======== Exercise material
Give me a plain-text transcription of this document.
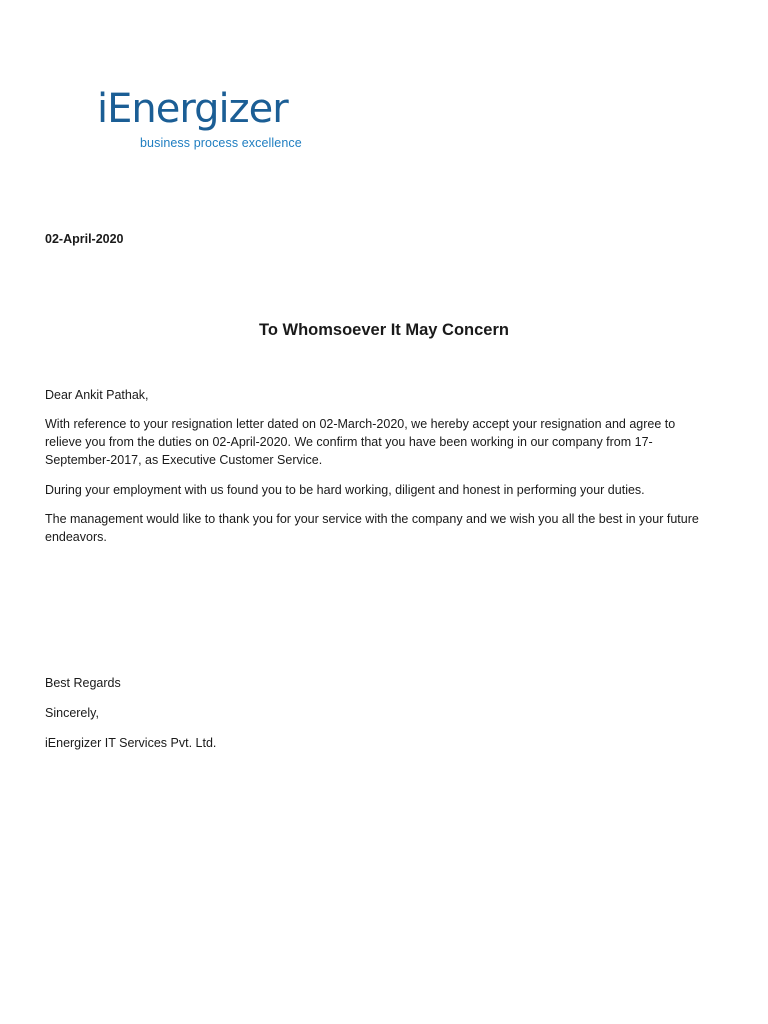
iEnergizer
business process excellence
02-April-2020
To Whomsoever It May Concern
Dear Ankit Pathak,
With reference to your resignation letter dated on 02-March-2020, we hereby accept your resignation and agree to
relieve you from the duties on 02-April-2020. We confirm that you have been working in our company from 17-
September-2017, as Executive Customer Service.
During your employment with us found you to be hard working, diligent and honest in performing your duties.
The management would like to thank you for your service with the company and we wish you all the best in your future
endeavors.
Best Regards
Sincerely,
iEnergizer IT Services Pvt. Ltd.
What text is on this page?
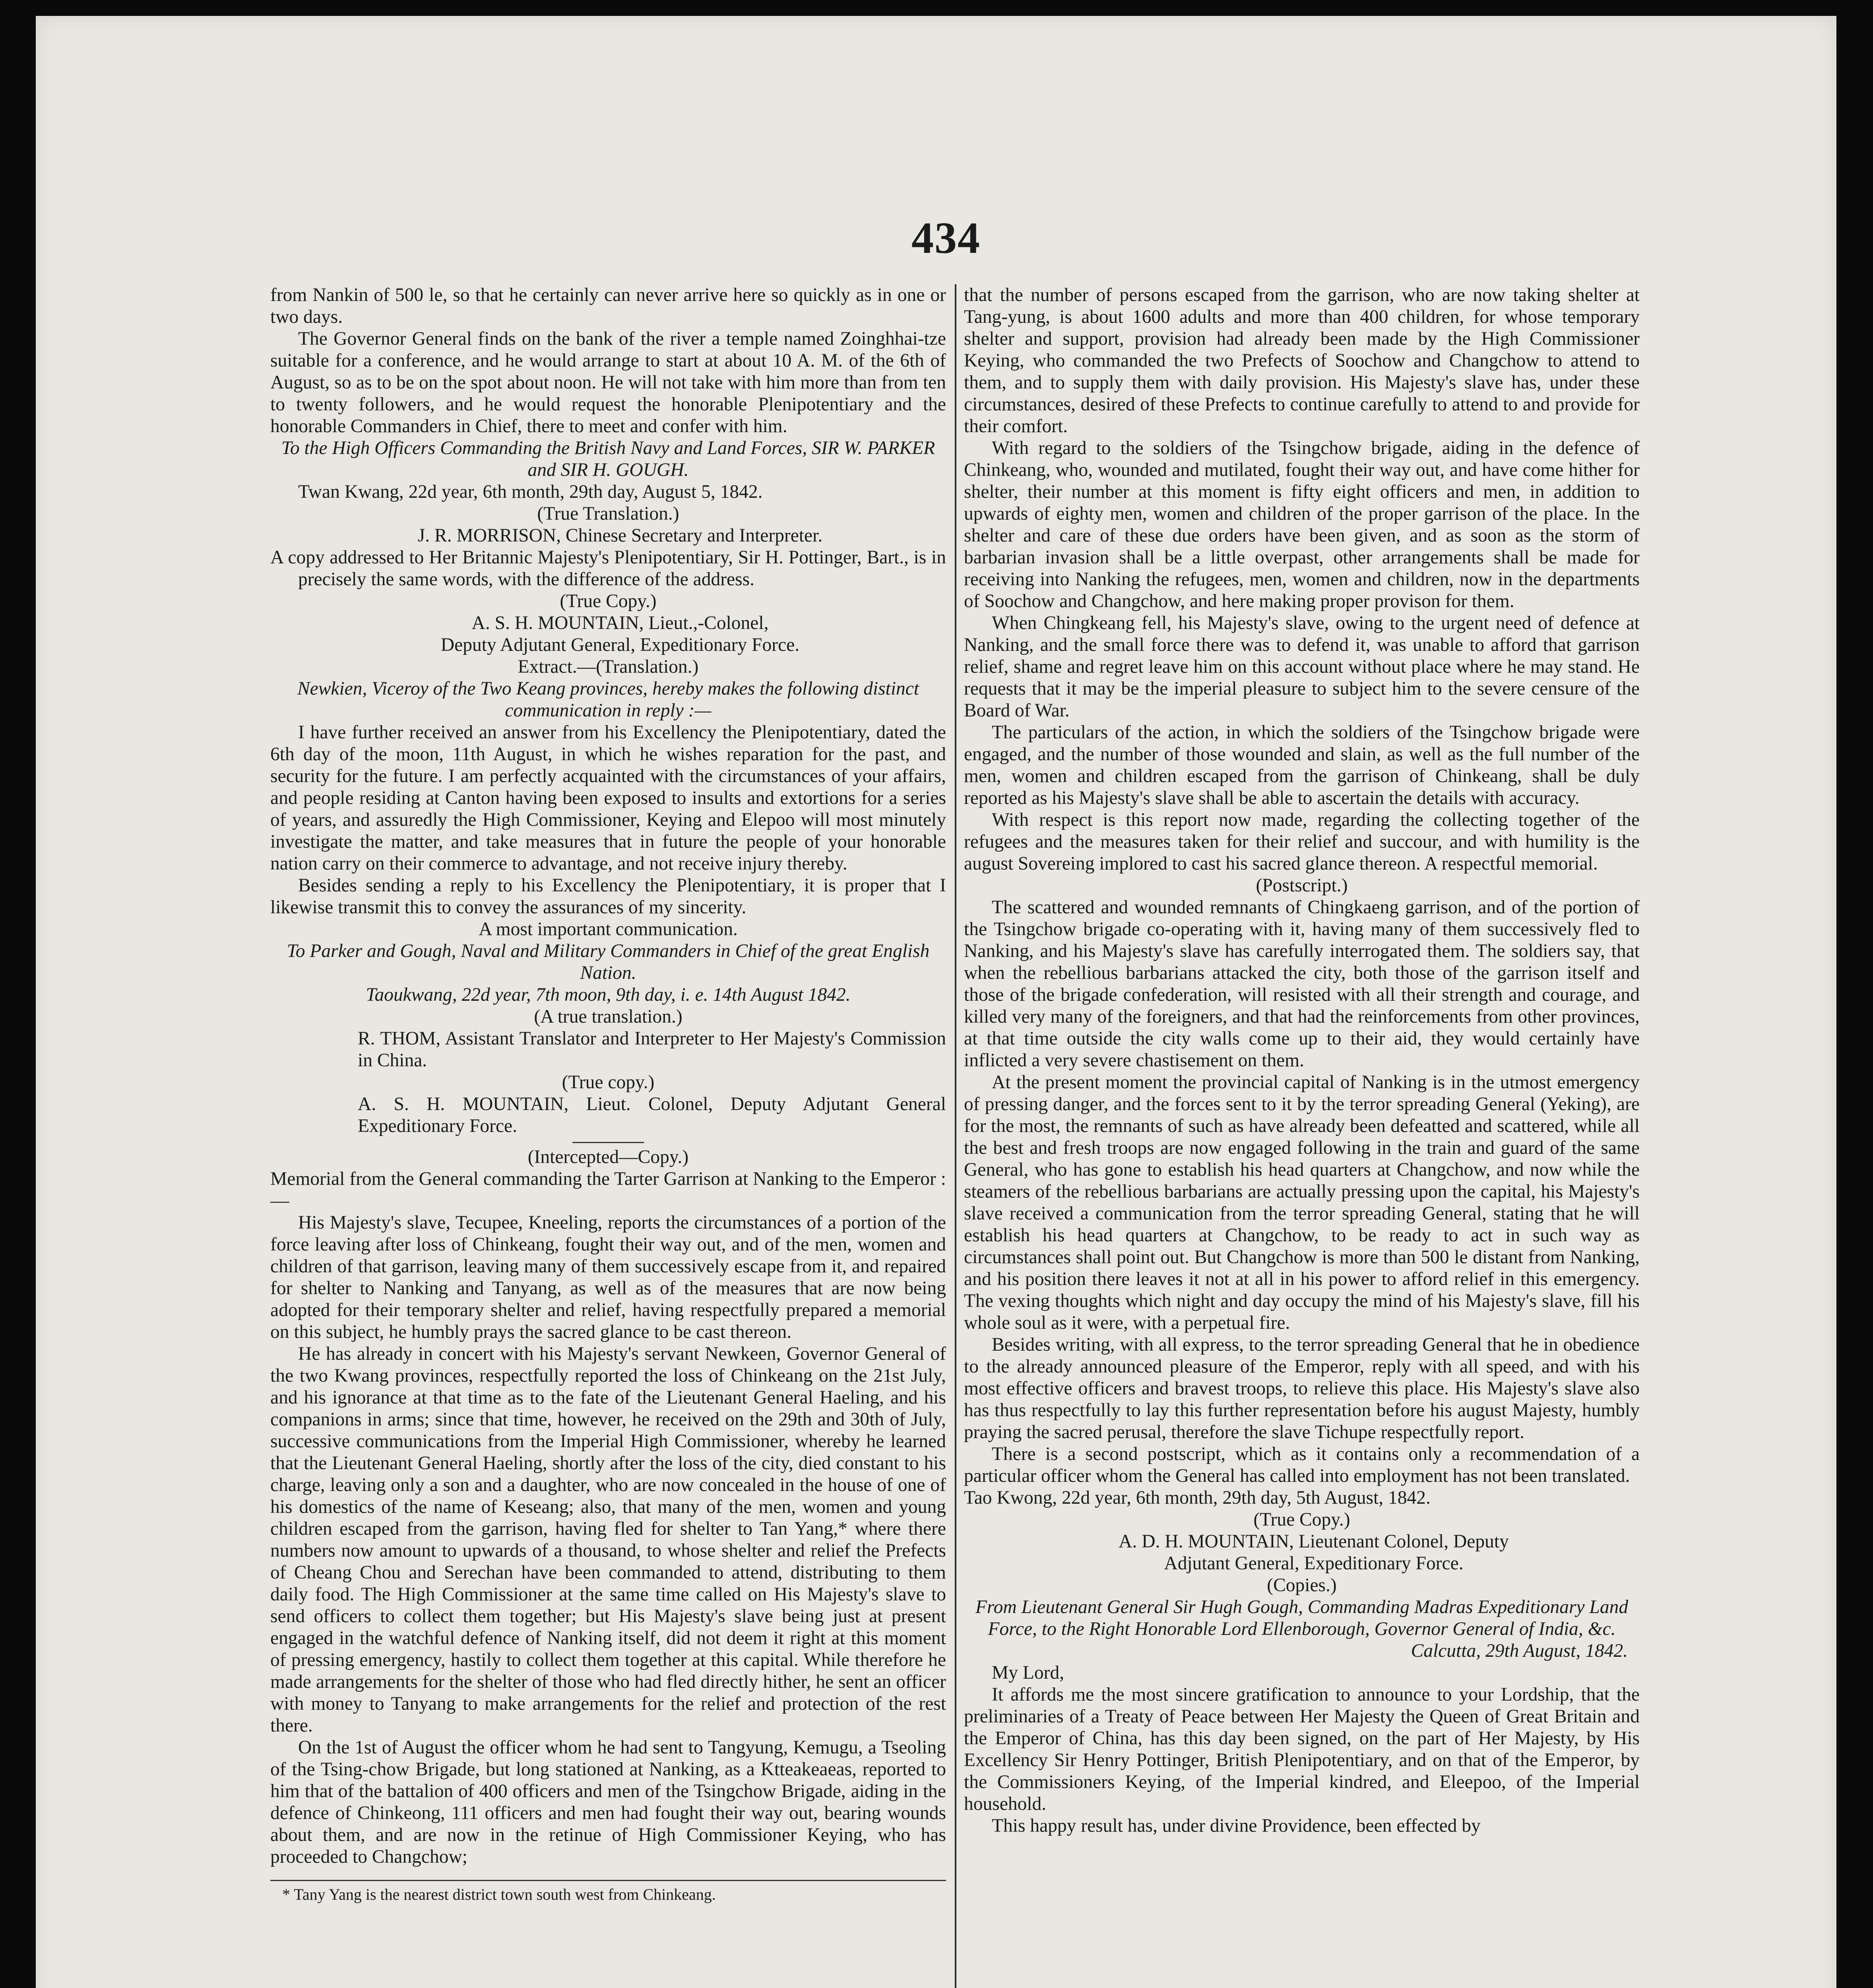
434

from Nankin of 500 le, so that he certainly can never arrive here so quickly as in one or two days.

The Governor General finds on the bank of the river a temple named Zoinghhai-tze suitable for a conference, and he would arrange to start at about 10 A. M. of the 6th of August, so as to be on the spot about noon. He will not take with him more than from ten to twenty followers, and he would request the honorable Plenipotentiary and the honorable Commanders in Chief, there to meet and confer with him.

To the High Officers Commanding the British Navy and Land Forces, SIR W. PARKER and SIR H. GOUGH.

Twan Kwang, 22d year, 6th month, 29th day, August 5, 1842.

(True Translation.)

J. R. MORRISON, Chinese Secretary and Interpreter.

A copy addressed to Her Britannic Majesty's Plenipotentiary, Sir H. Pottinger, Bart., is in precisely the same words, with the difference of the address.

(True Copy.)

A. S. H. MOUNTAIN, Lieut.,-Colonel,

Deputy Adjutant General, Expeditionary Force.

Extract.—(Translation.)

Newkien, Viceroy of the Two Keang provinces, hereby makes the following distinct communication in reply :—

I have further received an answer from his Excellency the Plenipotentiary, dated the 6th day of the moon, 11th August, in which he wishes reparation for the past, and security for the future. I am perfectly acquainted with the circumstances of your affairs, and people residing at Canton having been exposed to insults and extortions for a series of years, and assuredly the High Commissioner, Keying and Elepoo will most minutely investigate the matter, and take measures that in future the people of your honorable nation carry on their commerce to advantage, and not receive injury thereby.

Besides sending a reply to his Excellency the Plenipotentiary, it is proper that I likewise transmit this to convey the assurances of my sincerity.

A most important communication.

To Parker and Gough, Naval and Military Commanders in Chief of the great English Nation.

Taoukwang, 22d year, 7th moon, 9th day, i. e. 14th August 1842.

(A true translation.)

R. THOM, Assistant Translator and Interpreter to Her Majesty's Commission in China.

(True copy.)

A. S. H. MOUNTAIN, Lieut. Colonel, Deputy Adjutant General Expeditionary Force.

(Intercepted—Copy.)

Memorial from the General commanding the Tarter Garrison at Nanking to the Emperor :—

His Majesty's slave, Tecupee, Kneeling, reports the circumstances of a portion of the force leaving after loss of Chinkeang, fought their way out, and of the men, women and children of that garrison, leaving many of them successively escape from it, and repaired for shelter to Nanking and Tanyang, as well as of the measures that are now being adopted for their temporary shelter and relief, having respectfully prepared a memorial on this subject, he humbly prays the sacred glance to be cast thereon.

He has already in concert with his Majesty's servant Newkeen, Governor General of the two Kwang provinces, respectfully reported the loss of Chinkeang on the 21st July, and his ignorance at that time as to the fate of the Lieutenant General Haeling, and his companions in arms; since that time, however, he received on the 29th and 30th of July, successive communications from the Imperial High Commissioner, whereby he learned that the Lieutenant General Haeling, shortly after the loss of the city, died constant to his charge, leaving only a son and a daughter, who are now concealed in the house of one of his domestics of the name of Keseang; also, that many of the men, women and young children escaped from the garrison, having fled for shelter to Tan Yang,* where there numbers now amount to upwards of a thousand, to whose shelter and relief the Prefects of Cheang Chou and Serechan have been commanded to attend, distributing to them daily food. The High Commissioner at the same time called on His Majesty's slave to send officers to collect them together; but His Majesty's slave being just at present engaged in the watchful defence of Nanking itself, did not deem it right at this moment of pressing emergency, hastily to collect them together at this capital. While therefore he made arrangements for the shelter of those who had fled directly hither, he sent an officer with money to Tanyang to make arrangements for the relief and protection of the rest there.

On the 1st of August the officer whom he had sent to Tangyung, Kemugu, a Tseoling of the Tsing-chow Brigade, but long stationed at Nanking, as a Ktteakeaeas, reported to him that of the battalion of 400 officers and men of the Tsingchow Brigade, aiding in the defence of Chinkeong, 111 officers and men had fought their way out, bearing wounds about them, and are now in the retinue of High Commissioner Keying, who has proceeded to Changchow;

* Tany Yang is the nearest district town south west from Chinkeang.

that the number of persons escaped from the garrison, who are now taking shelter at Tang-yung, is about 1600 adults and more than 400 children, for whose temporary shelter and support, provision had already been made by the High Commissioner Keying, who commanded the two Prefects of Soochow and Changchow to attend to them, and to supply them with daily provision. His Majesty's slave has, under these circumstances, desired of these Prefects to continue carefully to attend to and provide for their comfort.

With regard to the soldiers of the Tsingchow brigade, aiding in the defence of Chinkeang, who, wounded and mutilated, fought their way out, and have come hither for shelter, their number at this moment is fifty eight officers and men, in addition to upwards of eighty men, women and children of the proper garrison of the place. In the shelter and care of these due orders have been given, and as soon as the storm of barbarian invasion shall be a little overpast, other arrangements shall be made for receiving into Nanking the refugees, men, women and children, now in the departments of Soochow and Changchow, and here making proper provison for them.

When Chingkeang fell, his Majesty's slave, owing to the urgent need of defence at Nanking, and the small force there was to defend it, was unable to afford that garrison relief, shame and regret leave him on this account without place where he may stand. He requests that it may be the imperial pleasure to subject him to the severe censure of the Board of War.

The particulars of the action, in which the soldiers of the Tsingchow brigade were engaged, and the number of those wounded and slain, as well as the full number of the men, women and children escaped from the garrison of Chinkeang, shall be duly reported as his Majesty's slave shall be able to ascertain the details with accuracy.

With respect is this report now made, regarding the collecting together of the refugees and the measures taken for their relief and succour, and with humility is the august Sovereing implored to cast his sacred glance thereon. A respectful memorial.

(Postscript.)

The scattered and wounded remnants of Chingkaeng garrison, and of the portion of the Tsingchow brigade co-operating with it, having many of them successively fled to Nanking, and his Majesty's slave has carefully interrogated them. The soldiers say, that when the rebellious barbarians attacked the city, both those of the garrison itself and those of the brigade confederation, will resisted with all their strength and courage, and killed very many of the foreigners, and that had the reinforcements from other provinces, at that time outside the city walls come up to their aid, they would certainly have inflicted a very severe chastisement on them.

At the present moment the provincial capital of Nanking is in the utmost emergency of pressing danger, and the forces sent to it by the terror spreading General (Yeking), are for the most, the remnants of such as have already been defeatted and scattered, while all the best and fresh troops are now engaged following in the train and guard of the same General, who has gone to establish his head quarters at Changchow, and now while the steamers of the rebellious barbarians are actually pressing upon the capital, his Majesty's slave received a communication from the terror spreading General, stating that he will establish his head quarters at Changchow, to be ready to act in such way as circumstances shall point out. But Changchow is more than 500 le distant from Nanking, and his position there leaves it not at all in his power to afford relief in this emergency. The vexing thoughts which night and day occupy the mind of his Majesty's slave, fill his whole soul as it were, with a perpetual fire.

Besides writing, with all express, to the terror spreading General that he in obedience to the already announced pleasure of the Emperor, reply with all speed, and with his most effective officers and bravest troops, to relieve this place. His Majesty's slave also has thus respectfully to lay this further representation before his august Majesty, humbly praying the sacred perusal, therefore the slave Tichupe respectfully report.

There is a second postscript, which as it contains only a recommendation of a particular officer whom the General has called into employment has not been translated.

Tao Kwong, 22d year, 6th month, 29th day, 5th August, 1842.

(True Copy.)

A. D. H. MOUNTAIN, Lieutenant Colonel, Deputy

Adjutant General, Expeditionary Force.

(Copies.)

From Lieutenant General Sir Hugh Gough, Commanding Madras Expeditionary Land Force, to the Right Honorable Lord Ellenborough, Governor General of India, &c.

Calcutta, 29th August, 1842.

My Lord,

It affords me the most sincere gratification to announce to your Lordship, that the preliminaries of a Treaty of Peace between Her Majesty the Queen of Great Britain and the Emperor of China, has this day been signed, on the part of Her Majesty, by His Excellency Sir Henry Pottinger, British Plenipotentiary, and on that of the Emperor, by the Commissioners Keying, of the Imperial kindred, and Eleepoo, of the Imperial household.

This happy result has, under divine Providence, been effected by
================
** What the task requires **
Reply with nothing but a number: how many lines of the entries above contain the string "aiding"?

** Result of the task **
2